◆ **What you need to do**
From the entries below, say how many lines carry the word "стрѣлба", and give nothing but the number.

+++++

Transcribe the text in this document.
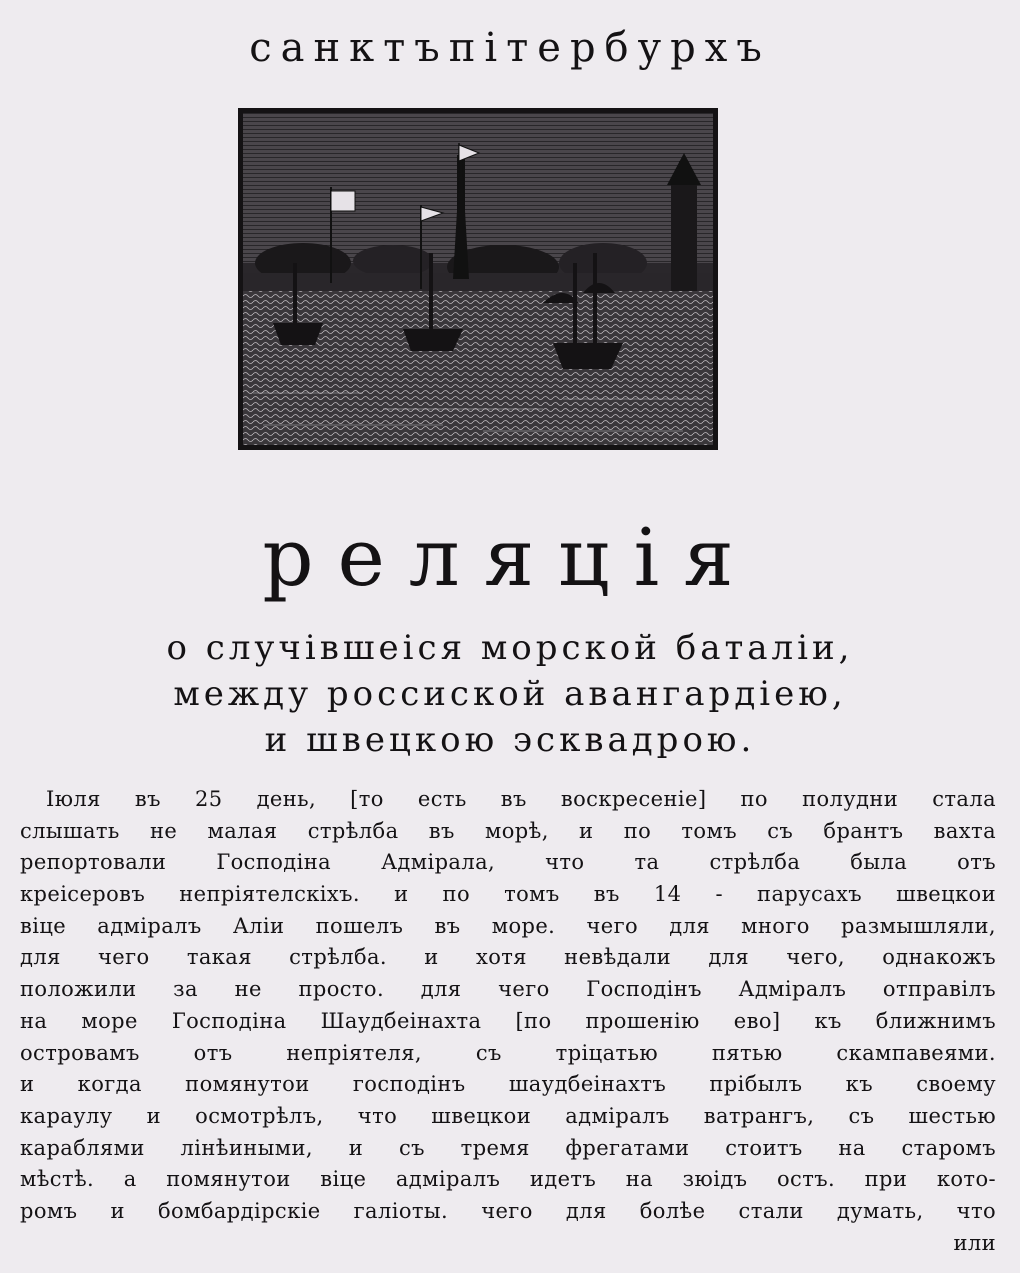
санктъпітербурхъ
реляція
о случівшеіся морской баталіи,
между россиской авангардіею,
и швецкою эсквадрою.
Іюля въ 25 день, [то есть въ воскресеніе] по полудни стала
слышать не малая стрѣлба въ морѣ, и по томъ съ брантъ вахта
репортовали Господіна Адмірала, что та стрѣлба была отъ
креісеровъ непріятелскіхъ. и по томъ въ 14 - парусахъ швецкои
віце адміралъ Аліи пошелъ въ море. чего для много размышляли,
для чего такая стрѣлба. и хотя невѣдали для чего, однакожъ
положили за не просто. для чего Господінъ Адміралъ отправілъ
на море Господіна Шаудбеінахта [по прошенію ево] къ ближнимъ
островамъ отъ непріятеля, съ тріцатью пятью скампавеями.
и когда помянутои господінъ шаудбеінахтъ прібылъ къ своему
караулу и осмотрѣлъ, что швецкои адміралъ ватрангъ, съ шестью
караблями лінѣиными, и съ тремя фрегатами стоитъ на старомъ
мѣстѣ. а помянутои віце адміралъ идетъ на зюідъ остъ. при кото-
ромъ и бомбардірскіе галіоты. чего для болѣе стали думать, что
или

+++++

◆ **Task response**
3